Document extract >>
--- START ---
Once you have a clearer idea of where you're starting from it would help us to make some suggestions.

SwordToFlamethrower · 14/02/2024 20:27

If your son is scared of dogs, why on earth are you considering getting one? Absolute madness.

Do not get a dog! Validate your child, protect your child.

K0OLA1D · 14/02/2024 20:31

SwordToFlamethrower · 14/02/2024 20:27

If your son is scared of dogs, why on earth are you considering getting one? Absolute madness.

Do not get a dog! Validate your child, protect your child.

Dogs are a part of life. Helping a very young child get past their fear of something they may have to see everyday is responsible. Op is not talking about forcing dogs upon her child she wants to help them

jarpotato · 14/02/2024 20:31

If you exposed your son to a 'safe' dog, can he generalises that to all dogs? (Mine can't) if yours can't you are better off validating his feelings and dealing with his actions so he can remove himself safely.

A phobia being treated doesn't mean they have to learn to love the thing they are scared of and overcome the fear completely. He may always hate dogs but learn to live in a world with them around him and not panic and put himself in danger.

PaddingtonsHat · 14/02/2024 20:34

Currently in the midst of being used as a puppy chew toy- don’t get a puppy. If he runs the puppy will chase, if the puppy mouths your ds will be even more scared.
I think finding someone with a therapy dog would be a nice route in but only if your ds wants to address it.

MontyDonsBlueScarf · 14/02/2024 20:35

What @muchalover said in spades. If you can give him some confidence that he has some tools to control the situation you're much better placed to move forwards.

feelingalittlehorse · 14/02/2024 20:36

You need to put the feelers out and find someone with a quiet, well trained, small dog that you can go for a walk with- once guaranteed to just mind their business and tootle about, so your son can go for a walk with them at a distance. I think being inside at first might be a bit much re his flight response.

MatchingBedding · 14/02/2024 20:36

We live in a village that has grown exponentially. The dog ownership has grown exponentially. We have a lot of working dogs that are fully controlled and he used to be quite ok with that. There’s a lot of people that aren’t treating dogs like dogs. He’s just had a few really bad experiences. My parents used to have a holiday place that became quite popular, it got to a point that people were bringing their lap dogs (then bigger dogs) into the children’s area. We got a few snaps and then he stopped going. I just want him to be able to be around dogs and not panic. Dogs are brilliant! I don’t think I will ever get him to see dogs are amazing but he needs to coexist with them.
--- END ---
Stored data >>
--- START ---
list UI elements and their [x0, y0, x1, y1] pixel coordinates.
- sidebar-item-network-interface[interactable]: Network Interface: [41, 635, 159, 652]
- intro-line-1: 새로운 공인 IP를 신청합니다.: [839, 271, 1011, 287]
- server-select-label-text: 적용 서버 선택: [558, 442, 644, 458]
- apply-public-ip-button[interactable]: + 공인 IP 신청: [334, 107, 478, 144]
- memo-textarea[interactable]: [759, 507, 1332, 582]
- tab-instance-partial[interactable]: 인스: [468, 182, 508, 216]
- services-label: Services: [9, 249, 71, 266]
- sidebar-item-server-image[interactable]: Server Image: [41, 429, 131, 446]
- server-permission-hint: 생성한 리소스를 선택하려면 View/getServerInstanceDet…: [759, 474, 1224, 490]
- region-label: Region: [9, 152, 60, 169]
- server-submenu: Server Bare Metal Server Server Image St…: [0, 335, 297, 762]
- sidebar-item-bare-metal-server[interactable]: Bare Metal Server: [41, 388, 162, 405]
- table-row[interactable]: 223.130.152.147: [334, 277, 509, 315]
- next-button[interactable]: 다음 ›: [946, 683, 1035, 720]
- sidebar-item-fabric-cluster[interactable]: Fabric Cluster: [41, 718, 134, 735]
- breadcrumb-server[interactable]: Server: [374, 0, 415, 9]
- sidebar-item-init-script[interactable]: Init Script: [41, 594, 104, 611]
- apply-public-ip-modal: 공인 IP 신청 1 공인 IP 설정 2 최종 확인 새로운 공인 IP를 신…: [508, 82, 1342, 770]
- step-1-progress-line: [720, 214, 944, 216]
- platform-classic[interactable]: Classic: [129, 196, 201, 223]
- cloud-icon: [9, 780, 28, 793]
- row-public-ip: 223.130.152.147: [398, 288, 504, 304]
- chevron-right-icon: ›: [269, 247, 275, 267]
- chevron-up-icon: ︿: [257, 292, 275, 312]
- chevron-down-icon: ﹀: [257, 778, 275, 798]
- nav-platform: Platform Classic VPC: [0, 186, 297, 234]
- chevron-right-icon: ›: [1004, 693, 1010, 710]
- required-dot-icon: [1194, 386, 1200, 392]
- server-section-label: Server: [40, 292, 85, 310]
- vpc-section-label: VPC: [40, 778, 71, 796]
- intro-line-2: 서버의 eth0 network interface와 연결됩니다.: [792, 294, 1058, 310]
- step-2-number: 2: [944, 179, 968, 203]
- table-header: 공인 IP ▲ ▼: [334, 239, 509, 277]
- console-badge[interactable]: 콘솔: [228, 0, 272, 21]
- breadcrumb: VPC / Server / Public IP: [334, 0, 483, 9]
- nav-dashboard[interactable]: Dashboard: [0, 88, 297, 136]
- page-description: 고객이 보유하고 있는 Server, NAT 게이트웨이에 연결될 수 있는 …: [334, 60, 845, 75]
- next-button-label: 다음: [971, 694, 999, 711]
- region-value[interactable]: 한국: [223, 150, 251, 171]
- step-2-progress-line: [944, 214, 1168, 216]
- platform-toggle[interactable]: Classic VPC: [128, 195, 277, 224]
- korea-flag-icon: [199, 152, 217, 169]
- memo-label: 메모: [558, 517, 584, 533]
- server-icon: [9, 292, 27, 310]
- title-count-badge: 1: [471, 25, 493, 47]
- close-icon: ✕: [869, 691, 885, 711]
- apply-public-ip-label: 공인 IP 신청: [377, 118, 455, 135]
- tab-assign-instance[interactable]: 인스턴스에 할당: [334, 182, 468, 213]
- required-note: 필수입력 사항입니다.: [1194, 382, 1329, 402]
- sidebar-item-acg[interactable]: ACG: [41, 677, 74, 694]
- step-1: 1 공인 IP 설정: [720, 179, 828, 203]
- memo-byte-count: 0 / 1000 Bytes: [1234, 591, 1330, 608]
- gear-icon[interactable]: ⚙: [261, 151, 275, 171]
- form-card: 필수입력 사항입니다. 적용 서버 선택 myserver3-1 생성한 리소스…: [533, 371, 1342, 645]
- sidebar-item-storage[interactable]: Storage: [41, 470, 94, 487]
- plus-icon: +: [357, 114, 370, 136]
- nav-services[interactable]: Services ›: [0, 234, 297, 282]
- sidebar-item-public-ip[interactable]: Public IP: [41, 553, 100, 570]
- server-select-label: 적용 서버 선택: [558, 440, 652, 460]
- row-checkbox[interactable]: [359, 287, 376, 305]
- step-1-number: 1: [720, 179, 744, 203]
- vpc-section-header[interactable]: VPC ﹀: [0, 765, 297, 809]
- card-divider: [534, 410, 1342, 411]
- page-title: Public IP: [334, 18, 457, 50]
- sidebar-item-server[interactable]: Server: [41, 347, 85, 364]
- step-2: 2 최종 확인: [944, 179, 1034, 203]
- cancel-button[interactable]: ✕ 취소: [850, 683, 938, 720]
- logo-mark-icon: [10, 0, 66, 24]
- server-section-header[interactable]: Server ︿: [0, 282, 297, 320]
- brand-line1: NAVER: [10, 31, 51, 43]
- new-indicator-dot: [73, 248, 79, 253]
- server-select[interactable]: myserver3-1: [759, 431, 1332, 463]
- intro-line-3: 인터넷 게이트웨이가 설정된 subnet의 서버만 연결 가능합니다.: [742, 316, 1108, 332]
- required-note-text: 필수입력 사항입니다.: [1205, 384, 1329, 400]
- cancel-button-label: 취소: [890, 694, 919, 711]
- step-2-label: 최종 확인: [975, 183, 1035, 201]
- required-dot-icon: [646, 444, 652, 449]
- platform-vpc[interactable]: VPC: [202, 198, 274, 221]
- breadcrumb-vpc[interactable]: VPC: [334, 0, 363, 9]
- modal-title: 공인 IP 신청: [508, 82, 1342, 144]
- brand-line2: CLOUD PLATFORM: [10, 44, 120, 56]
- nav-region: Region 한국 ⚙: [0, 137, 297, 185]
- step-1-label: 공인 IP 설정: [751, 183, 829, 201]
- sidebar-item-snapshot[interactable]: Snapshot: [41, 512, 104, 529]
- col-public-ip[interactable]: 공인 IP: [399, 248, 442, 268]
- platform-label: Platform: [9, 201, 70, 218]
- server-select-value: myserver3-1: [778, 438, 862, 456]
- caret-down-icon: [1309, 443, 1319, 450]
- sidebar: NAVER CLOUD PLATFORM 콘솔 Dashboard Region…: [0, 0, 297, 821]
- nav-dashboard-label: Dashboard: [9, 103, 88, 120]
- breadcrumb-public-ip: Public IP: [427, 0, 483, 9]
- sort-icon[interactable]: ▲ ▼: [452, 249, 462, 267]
--- END ---
Work instructions >> In the forum thread about a young boy's fear of dogs, why does PaddingtonsHat advise against getting a puppy? Answer in one to three sentences.

Your response >> PaddingtonsHat warns that if the boy runs, the puppy will chase him. If the puppy mouths him, he will become even more scared.